Manifold provides representations for data we don’t yet have, and tools for acting upon it. Sometimes this data is something we can compute ourselves, but more often it’s sent to us by something outside our process. And since we don’t control when the data arrives, it’s likely that sometimes it will arrive faster than we can process it.

This means that we not only need to correctly process the data, we need to have a strategy for when we get too much of it. This is discussed in depth in this talk, but the typical strategy is to use backpressure, which is a signal sent to the producer that we can’t handle more messages, and a subsequent message that we now can.

Backpressure is a fundamental property of Java’s threading model, as shown by BlockingQueues, Futures, InputStreams, and others. It’s also a fundamental property of core.async channels, though it uses a completely different execution model built on callbacks and macros. It’s also a fundamental property of Clojure’s lazy sequences, which like Java’s abstractions are blocking, but unlike both Java and core.async relies on pulling data towards the consumer rather than having it pushed.

◆ **Assigned task A**
Reproduce the Manifold backpressure text, starting at "This means that" and ending at "having it pushed.".
◆ **Assigned task B**
Summarize the Manifold backpressure text in two sentences.

◆ **Data for review**
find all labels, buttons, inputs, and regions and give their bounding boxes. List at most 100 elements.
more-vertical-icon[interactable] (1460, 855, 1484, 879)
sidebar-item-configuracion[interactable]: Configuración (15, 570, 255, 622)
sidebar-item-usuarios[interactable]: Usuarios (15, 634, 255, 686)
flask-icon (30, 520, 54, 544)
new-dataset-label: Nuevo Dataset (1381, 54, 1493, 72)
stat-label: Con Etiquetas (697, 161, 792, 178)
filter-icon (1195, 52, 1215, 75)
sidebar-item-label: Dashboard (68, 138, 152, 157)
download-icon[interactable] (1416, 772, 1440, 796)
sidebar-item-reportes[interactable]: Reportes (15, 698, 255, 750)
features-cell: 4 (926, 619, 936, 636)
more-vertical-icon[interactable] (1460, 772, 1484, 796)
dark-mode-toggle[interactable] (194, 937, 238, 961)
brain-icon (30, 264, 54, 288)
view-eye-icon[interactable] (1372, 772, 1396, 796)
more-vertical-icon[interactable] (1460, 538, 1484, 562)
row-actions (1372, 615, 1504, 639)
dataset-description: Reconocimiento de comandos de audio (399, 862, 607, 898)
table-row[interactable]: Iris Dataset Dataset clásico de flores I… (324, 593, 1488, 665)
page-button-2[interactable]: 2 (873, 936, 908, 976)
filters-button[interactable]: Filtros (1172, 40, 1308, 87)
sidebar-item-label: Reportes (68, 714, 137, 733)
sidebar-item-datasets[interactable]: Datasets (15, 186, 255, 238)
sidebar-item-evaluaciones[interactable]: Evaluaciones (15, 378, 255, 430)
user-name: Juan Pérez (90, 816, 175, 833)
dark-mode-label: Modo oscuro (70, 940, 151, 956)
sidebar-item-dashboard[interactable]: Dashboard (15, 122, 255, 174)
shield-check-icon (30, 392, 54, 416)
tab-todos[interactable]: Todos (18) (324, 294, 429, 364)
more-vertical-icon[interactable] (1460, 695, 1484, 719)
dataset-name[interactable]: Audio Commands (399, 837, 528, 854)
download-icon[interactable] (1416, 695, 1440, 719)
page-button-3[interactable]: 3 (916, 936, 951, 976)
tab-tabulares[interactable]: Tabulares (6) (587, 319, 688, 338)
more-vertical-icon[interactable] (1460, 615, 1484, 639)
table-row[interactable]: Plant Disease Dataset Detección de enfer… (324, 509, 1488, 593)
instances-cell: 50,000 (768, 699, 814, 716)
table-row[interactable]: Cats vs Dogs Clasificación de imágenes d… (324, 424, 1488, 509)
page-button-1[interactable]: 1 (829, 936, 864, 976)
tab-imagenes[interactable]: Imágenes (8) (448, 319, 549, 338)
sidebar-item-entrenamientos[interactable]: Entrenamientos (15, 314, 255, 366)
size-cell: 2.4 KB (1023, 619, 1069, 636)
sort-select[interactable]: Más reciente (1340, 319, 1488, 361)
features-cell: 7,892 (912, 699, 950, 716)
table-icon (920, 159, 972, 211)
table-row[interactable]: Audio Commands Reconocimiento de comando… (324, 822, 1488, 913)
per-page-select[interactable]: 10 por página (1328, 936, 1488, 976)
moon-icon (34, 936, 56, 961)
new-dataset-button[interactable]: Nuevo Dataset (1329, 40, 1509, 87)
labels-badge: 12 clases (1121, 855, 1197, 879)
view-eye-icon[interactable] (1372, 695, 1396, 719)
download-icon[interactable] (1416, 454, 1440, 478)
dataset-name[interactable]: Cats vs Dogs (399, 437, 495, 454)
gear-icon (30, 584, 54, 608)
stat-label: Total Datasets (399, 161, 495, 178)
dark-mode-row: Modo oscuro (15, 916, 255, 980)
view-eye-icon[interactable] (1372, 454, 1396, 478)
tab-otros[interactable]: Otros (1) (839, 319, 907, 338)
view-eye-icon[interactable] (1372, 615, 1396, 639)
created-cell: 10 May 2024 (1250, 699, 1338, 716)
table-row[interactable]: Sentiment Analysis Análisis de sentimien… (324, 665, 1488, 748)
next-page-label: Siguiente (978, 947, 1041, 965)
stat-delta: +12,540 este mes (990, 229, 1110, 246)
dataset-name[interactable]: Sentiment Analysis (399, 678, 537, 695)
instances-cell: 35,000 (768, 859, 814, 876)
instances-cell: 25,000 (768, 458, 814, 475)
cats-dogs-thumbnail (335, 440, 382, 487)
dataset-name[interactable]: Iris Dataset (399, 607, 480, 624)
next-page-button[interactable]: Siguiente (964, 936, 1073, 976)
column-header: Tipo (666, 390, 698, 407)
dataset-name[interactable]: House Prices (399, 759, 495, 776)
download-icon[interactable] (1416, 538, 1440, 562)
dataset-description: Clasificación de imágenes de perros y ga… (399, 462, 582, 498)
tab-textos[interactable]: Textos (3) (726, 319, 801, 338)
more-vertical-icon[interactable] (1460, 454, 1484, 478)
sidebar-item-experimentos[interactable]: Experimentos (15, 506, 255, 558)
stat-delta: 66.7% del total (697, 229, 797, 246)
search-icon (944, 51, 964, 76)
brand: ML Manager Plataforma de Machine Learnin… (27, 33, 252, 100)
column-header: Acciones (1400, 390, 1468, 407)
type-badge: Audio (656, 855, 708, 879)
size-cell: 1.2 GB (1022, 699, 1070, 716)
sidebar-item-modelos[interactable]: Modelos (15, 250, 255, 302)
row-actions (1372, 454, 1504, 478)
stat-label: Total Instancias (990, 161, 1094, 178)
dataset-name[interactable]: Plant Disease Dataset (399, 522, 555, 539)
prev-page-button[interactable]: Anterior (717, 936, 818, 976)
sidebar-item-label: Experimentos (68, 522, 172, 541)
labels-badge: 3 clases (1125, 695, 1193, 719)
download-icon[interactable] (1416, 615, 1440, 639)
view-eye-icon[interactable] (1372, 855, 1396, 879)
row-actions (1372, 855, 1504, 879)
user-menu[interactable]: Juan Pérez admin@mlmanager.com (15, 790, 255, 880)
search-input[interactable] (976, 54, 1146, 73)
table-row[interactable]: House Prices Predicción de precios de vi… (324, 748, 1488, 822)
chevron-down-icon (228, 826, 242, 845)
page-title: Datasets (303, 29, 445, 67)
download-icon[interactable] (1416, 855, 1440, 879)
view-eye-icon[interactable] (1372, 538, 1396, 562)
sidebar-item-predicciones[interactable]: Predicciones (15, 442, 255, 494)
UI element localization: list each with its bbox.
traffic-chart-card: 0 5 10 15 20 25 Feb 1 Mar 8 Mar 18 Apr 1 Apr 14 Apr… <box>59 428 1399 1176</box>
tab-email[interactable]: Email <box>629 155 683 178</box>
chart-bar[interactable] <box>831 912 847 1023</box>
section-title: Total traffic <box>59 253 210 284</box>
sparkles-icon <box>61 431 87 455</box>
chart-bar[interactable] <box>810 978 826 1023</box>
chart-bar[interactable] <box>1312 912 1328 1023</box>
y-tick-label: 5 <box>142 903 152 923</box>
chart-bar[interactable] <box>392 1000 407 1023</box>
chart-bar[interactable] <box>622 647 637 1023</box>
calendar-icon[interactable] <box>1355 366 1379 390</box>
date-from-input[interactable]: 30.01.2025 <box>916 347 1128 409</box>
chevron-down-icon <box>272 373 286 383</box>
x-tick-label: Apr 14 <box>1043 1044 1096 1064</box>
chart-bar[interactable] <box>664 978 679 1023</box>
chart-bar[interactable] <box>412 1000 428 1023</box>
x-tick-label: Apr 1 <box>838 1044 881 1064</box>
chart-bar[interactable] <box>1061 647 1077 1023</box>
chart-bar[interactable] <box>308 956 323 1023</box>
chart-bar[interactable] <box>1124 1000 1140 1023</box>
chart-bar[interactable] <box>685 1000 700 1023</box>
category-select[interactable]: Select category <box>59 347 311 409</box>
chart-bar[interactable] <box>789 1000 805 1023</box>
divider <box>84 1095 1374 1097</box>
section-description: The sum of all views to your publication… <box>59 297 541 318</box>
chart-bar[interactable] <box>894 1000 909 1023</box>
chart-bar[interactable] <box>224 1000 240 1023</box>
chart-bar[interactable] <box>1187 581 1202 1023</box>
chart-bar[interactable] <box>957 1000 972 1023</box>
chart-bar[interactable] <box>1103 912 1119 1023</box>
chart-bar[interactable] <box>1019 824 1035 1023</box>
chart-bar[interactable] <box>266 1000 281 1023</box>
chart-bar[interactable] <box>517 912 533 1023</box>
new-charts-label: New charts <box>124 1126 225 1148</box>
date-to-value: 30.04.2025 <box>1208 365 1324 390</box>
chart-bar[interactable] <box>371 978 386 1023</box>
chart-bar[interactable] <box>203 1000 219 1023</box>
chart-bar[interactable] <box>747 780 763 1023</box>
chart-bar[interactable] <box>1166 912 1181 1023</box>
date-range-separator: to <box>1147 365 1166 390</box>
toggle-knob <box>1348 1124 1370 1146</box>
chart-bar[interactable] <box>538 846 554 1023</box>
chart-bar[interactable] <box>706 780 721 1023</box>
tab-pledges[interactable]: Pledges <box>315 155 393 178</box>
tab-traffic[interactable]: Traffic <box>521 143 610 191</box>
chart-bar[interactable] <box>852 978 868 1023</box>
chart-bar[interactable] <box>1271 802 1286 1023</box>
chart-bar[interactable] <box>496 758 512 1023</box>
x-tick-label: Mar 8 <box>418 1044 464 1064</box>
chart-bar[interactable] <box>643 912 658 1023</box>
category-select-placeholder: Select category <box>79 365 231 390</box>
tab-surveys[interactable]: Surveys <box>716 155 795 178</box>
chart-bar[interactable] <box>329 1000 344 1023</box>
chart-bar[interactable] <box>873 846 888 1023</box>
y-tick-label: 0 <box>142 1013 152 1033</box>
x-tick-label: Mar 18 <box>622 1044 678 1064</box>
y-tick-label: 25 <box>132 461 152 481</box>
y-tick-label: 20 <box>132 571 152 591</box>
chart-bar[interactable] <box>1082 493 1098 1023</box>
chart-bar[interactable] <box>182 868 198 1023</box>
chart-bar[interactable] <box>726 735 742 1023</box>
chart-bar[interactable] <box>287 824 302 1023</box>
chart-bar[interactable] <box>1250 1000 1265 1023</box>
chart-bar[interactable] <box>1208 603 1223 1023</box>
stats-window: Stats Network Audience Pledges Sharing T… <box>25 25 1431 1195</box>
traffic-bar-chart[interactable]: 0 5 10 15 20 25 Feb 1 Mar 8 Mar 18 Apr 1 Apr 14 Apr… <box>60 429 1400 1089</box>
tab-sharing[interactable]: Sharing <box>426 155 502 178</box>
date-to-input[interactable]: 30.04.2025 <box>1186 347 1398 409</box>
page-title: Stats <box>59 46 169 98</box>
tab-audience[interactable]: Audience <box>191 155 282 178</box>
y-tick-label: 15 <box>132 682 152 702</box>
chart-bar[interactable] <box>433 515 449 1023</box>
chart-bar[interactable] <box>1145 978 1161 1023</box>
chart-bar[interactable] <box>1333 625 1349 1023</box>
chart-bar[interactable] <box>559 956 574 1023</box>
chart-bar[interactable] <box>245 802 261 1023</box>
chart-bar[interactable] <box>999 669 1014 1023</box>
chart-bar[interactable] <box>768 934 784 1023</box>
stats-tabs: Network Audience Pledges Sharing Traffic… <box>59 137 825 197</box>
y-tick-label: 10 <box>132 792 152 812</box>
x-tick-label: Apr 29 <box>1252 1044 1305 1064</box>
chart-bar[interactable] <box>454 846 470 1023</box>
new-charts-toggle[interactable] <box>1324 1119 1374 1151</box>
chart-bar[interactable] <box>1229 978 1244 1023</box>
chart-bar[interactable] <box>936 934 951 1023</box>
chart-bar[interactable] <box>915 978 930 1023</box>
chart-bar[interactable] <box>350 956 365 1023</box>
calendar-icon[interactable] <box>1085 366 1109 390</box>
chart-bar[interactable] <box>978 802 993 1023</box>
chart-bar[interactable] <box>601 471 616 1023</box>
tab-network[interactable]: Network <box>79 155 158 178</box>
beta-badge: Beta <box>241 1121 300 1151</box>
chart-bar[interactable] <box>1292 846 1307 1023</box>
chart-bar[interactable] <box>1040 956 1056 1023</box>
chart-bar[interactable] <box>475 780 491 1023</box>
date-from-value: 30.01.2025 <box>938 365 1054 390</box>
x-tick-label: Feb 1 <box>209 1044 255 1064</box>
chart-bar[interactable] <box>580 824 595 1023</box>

◆ **Expected answer A**
This means that we not only need to correctly process the data, we need to have a strategy for when we get too much of it. This is discussed in depth in this talk, but the typical strategy is to use backpressure, which is a signal sent to the producer that we can’t handle more messages, and a subsequent message that we now can.

Backpressure is a fundamental property of Java’s threading model, as shown by BlockingQueues, Futures, InputStreams, and others. It’s also a fundamental property of core.async channels, though it uses a completely different execution model built on callbacks and macros. It’s also a fundamental property of Clojure’s lazy sequences, which like Java’s abstractions are blocking, but unlike both Java and core.async relies on pulling data towards the consumer rather than having it pushed.

◆ **Expected answer B**
Manifold represents data we don't have yet, which often arrives from outside our process faster than we can handle it, so we need a strategy for too much data, typically backpressure: a signal to the producer that we can't take more messages, followed by one saying we now can. Backpressure is a fundamental property of Java's threading model, core.async channels, and Clojure's lazy sequences, though each uses a different execution model.